§ **The task**: Search the records for "алтынъ" and copy each line that holds it.

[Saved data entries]
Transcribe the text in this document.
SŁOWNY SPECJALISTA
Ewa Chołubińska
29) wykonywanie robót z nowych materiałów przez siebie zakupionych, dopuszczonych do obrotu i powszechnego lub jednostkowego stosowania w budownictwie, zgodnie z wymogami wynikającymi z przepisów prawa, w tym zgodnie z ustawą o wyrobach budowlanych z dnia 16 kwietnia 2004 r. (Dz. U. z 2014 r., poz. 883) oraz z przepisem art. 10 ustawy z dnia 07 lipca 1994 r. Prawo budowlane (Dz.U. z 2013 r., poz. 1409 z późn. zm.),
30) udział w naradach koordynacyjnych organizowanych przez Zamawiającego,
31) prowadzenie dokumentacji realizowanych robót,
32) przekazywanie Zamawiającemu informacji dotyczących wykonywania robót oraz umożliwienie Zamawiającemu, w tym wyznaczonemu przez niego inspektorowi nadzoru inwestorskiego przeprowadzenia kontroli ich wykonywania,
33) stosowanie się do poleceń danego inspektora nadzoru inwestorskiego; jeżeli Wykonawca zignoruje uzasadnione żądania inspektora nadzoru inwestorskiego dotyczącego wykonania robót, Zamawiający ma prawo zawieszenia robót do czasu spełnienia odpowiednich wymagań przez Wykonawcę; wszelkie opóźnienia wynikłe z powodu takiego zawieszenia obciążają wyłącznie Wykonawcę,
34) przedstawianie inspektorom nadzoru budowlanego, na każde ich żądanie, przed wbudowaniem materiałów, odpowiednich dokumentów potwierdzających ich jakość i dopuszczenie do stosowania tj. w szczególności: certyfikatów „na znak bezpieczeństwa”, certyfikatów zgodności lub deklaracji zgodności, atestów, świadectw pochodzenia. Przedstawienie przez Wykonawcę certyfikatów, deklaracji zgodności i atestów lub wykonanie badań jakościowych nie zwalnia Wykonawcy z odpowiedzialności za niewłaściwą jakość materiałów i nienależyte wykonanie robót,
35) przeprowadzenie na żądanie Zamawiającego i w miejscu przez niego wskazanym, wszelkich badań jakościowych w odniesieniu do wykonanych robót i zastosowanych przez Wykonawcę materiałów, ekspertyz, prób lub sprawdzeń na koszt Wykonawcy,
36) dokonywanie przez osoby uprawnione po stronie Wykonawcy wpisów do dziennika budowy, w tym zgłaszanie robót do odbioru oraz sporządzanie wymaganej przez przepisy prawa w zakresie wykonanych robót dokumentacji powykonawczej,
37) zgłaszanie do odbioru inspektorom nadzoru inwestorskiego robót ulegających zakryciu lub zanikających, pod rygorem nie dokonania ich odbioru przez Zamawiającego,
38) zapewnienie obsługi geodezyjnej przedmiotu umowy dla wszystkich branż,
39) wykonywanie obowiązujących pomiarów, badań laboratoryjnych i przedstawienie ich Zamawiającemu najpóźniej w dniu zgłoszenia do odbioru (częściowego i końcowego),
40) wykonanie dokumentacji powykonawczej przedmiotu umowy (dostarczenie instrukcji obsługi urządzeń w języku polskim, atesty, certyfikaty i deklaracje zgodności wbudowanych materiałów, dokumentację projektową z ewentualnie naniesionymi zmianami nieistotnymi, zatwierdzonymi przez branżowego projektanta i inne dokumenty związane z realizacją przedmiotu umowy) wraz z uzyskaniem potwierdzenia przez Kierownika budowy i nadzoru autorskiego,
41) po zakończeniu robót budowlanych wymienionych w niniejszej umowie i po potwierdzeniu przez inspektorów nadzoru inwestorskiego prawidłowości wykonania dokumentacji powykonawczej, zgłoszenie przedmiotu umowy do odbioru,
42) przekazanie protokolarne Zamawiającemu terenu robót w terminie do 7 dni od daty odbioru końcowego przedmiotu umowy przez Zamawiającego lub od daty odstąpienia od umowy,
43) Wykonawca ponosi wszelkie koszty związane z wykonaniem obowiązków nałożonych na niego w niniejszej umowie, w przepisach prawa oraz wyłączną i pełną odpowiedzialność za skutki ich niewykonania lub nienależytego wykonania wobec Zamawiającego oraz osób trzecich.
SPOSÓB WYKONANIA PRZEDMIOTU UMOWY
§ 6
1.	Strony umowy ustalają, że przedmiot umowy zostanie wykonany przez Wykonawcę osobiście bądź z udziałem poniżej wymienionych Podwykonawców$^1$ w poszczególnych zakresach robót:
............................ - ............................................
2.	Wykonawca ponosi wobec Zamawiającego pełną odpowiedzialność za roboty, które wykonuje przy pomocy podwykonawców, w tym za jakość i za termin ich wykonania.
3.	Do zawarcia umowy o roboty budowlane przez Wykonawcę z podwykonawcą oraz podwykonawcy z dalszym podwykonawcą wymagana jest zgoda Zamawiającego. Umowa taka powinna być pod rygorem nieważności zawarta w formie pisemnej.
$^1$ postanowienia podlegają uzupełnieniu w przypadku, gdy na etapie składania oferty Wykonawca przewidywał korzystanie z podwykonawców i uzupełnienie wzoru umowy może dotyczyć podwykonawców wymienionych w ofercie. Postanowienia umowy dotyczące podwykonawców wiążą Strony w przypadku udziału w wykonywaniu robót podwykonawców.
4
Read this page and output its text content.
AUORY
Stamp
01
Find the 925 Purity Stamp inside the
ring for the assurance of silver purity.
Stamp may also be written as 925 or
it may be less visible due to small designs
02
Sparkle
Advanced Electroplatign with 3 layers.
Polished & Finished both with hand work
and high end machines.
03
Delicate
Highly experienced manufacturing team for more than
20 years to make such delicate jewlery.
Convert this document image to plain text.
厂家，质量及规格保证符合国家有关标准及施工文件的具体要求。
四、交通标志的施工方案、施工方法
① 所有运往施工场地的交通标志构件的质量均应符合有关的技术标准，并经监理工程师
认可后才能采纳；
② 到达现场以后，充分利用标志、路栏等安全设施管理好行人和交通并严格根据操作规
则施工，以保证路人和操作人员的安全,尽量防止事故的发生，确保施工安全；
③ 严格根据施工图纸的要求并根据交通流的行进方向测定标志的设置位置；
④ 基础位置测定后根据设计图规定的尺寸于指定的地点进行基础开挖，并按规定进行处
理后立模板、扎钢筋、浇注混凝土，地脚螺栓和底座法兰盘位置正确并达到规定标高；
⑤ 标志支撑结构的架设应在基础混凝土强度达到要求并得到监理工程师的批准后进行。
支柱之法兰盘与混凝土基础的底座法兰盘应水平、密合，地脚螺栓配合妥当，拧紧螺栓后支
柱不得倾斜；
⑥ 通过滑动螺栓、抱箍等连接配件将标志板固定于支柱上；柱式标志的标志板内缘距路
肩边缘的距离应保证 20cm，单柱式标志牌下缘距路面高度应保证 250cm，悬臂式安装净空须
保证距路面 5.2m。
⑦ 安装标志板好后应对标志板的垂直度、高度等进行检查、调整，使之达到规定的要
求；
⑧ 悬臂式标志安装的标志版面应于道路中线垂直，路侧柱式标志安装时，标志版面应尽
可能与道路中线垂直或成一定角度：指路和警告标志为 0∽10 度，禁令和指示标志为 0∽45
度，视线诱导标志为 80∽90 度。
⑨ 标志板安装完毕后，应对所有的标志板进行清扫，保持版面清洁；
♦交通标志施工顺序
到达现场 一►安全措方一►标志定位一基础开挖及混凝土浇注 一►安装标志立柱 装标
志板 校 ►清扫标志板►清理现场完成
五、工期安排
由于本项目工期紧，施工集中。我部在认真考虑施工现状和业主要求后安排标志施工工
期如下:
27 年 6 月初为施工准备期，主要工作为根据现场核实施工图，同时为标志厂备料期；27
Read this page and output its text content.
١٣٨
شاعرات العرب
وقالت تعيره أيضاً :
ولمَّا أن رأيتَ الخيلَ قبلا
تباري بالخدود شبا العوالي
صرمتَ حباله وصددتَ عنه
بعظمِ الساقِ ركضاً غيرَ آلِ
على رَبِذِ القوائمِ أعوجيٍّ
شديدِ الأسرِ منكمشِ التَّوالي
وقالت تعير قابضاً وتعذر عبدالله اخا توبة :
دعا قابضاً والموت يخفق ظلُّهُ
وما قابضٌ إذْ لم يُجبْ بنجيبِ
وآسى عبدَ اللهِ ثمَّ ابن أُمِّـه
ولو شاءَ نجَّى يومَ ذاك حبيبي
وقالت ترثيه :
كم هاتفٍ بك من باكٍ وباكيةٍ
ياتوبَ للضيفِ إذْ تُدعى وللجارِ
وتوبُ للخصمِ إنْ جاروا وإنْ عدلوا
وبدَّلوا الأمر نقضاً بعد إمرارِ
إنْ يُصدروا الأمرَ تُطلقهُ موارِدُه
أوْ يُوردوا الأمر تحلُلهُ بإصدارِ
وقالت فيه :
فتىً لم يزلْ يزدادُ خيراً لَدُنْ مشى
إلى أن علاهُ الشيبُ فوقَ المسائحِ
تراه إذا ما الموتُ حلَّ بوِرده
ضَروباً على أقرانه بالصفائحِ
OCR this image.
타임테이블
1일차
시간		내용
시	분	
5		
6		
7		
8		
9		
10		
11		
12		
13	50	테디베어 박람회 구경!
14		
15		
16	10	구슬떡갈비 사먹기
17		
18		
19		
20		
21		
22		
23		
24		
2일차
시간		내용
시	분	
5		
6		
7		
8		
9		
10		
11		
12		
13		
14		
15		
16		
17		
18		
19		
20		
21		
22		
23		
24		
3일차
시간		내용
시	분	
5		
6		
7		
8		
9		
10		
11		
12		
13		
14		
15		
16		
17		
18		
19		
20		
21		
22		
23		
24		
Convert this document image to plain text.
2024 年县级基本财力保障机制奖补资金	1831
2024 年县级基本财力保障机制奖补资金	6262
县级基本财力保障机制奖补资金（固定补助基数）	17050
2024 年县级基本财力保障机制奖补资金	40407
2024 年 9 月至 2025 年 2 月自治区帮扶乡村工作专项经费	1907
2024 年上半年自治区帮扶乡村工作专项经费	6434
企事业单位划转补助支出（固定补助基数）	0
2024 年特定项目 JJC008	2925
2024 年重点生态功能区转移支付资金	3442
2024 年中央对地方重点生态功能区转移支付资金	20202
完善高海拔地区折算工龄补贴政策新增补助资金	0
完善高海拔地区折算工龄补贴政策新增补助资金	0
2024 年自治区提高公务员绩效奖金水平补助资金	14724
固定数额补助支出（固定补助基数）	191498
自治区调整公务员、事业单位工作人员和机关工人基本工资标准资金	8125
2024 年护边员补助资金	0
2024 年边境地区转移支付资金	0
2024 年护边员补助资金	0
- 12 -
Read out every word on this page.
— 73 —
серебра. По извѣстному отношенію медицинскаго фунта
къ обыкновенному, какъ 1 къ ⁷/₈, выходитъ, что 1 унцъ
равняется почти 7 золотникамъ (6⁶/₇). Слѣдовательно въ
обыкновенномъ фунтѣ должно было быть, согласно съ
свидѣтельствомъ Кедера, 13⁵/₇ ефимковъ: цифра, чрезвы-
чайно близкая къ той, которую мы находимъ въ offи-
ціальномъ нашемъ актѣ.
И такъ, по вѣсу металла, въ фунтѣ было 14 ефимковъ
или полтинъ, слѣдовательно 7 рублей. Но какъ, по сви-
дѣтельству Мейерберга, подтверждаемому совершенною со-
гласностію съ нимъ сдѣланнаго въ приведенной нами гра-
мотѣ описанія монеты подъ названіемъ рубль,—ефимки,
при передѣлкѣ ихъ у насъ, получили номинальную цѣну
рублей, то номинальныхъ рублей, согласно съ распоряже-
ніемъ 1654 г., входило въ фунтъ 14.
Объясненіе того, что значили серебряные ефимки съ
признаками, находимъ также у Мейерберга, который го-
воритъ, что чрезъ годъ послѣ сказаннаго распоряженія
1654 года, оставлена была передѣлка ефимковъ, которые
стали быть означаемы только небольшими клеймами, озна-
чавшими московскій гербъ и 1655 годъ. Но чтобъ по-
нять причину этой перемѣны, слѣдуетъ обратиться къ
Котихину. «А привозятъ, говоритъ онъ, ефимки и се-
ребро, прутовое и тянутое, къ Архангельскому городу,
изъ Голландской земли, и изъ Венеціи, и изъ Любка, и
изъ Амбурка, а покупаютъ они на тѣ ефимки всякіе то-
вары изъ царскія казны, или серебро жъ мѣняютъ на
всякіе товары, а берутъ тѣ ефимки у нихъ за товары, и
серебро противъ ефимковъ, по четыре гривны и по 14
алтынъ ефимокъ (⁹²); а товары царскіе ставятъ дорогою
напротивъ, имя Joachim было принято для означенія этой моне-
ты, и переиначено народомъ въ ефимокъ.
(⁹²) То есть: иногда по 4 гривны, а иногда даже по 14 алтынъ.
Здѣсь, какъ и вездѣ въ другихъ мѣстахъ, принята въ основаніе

§ **Complete output**:
алтынъ ефимокъ (⁹²); а товары царскіе ставятъ дорогою
(⁹²) То есть: иногда по 4 гривны, а иногда даже по 14 алтынъ.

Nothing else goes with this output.